• Data for the task
--- Begin ---
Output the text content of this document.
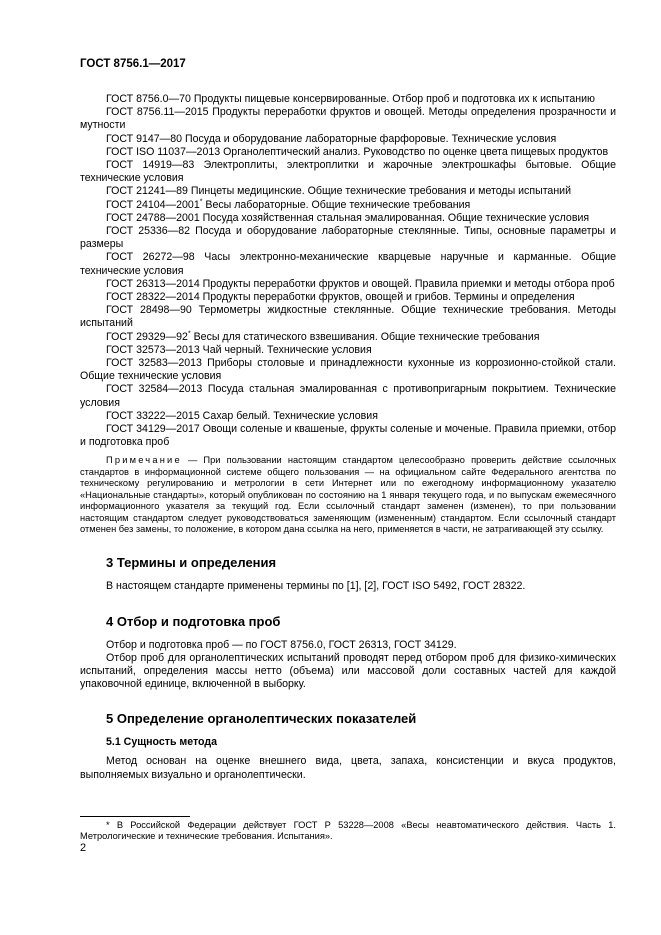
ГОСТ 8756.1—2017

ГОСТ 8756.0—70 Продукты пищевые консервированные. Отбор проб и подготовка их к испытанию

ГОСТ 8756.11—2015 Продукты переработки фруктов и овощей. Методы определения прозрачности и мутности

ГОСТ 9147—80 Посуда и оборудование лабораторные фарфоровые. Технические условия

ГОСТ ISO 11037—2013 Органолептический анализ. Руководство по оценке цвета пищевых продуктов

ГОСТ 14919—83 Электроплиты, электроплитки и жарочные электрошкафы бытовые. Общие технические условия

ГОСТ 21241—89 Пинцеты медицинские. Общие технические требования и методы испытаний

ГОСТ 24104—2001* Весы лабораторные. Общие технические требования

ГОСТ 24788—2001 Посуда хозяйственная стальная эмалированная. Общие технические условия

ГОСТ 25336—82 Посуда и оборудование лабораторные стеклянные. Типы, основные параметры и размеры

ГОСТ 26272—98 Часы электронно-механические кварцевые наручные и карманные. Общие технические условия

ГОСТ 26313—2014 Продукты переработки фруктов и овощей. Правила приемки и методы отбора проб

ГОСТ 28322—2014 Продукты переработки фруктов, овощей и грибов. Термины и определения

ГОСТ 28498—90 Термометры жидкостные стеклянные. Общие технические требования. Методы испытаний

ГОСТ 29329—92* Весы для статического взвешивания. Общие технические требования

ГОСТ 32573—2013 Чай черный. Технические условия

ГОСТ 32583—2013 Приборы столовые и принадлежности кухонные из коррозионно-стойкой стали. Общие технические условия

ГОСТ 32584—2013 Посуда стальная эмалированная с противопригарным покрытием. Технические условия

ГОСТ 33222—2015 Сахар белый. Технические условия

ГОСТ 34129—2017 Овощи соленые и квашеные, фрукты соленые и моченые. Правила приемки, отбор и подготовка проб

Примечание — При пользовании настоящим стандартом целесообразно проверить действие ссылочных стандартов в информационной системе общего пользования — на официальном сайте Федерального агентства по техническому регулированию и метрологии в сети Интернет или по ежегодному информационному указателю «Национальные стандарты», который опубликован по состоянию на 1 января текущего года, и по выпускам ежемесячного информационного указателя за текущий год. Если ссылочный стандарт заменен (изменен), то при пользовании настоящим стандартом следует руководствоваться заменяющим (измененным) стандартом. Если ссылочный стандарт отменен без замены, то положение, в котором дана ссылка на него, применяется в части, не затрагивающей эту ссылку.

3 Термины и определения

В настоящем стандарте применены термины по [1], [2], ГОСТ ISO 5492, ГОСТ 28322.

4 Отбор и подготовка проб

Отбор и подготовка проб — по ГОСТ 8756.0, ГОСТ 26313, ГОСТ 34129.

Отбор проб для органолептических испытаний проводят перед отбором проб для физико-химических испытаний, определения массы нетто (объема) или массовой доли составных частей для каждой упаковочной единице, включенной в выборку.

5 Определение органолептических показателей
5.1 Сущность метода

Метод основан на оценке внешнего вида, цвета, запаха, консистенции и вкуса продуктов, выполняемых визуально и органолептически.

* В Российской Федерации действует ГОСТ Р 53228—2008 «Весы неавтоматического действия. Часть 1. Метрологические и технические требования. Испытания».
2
--- End ---
• Directions
Search the material above for "оценке". Pull out each line where it shows up.

• Exercise result
ГОСТ ISO 11037—2013 Органолептический анализ. Руководство по оценке цвета пищевых продуктов
Метод основан на оценке внешнего вида, цвета, запаха, консистенции и вкуса продуктов, выполняемых визуально и органолептически.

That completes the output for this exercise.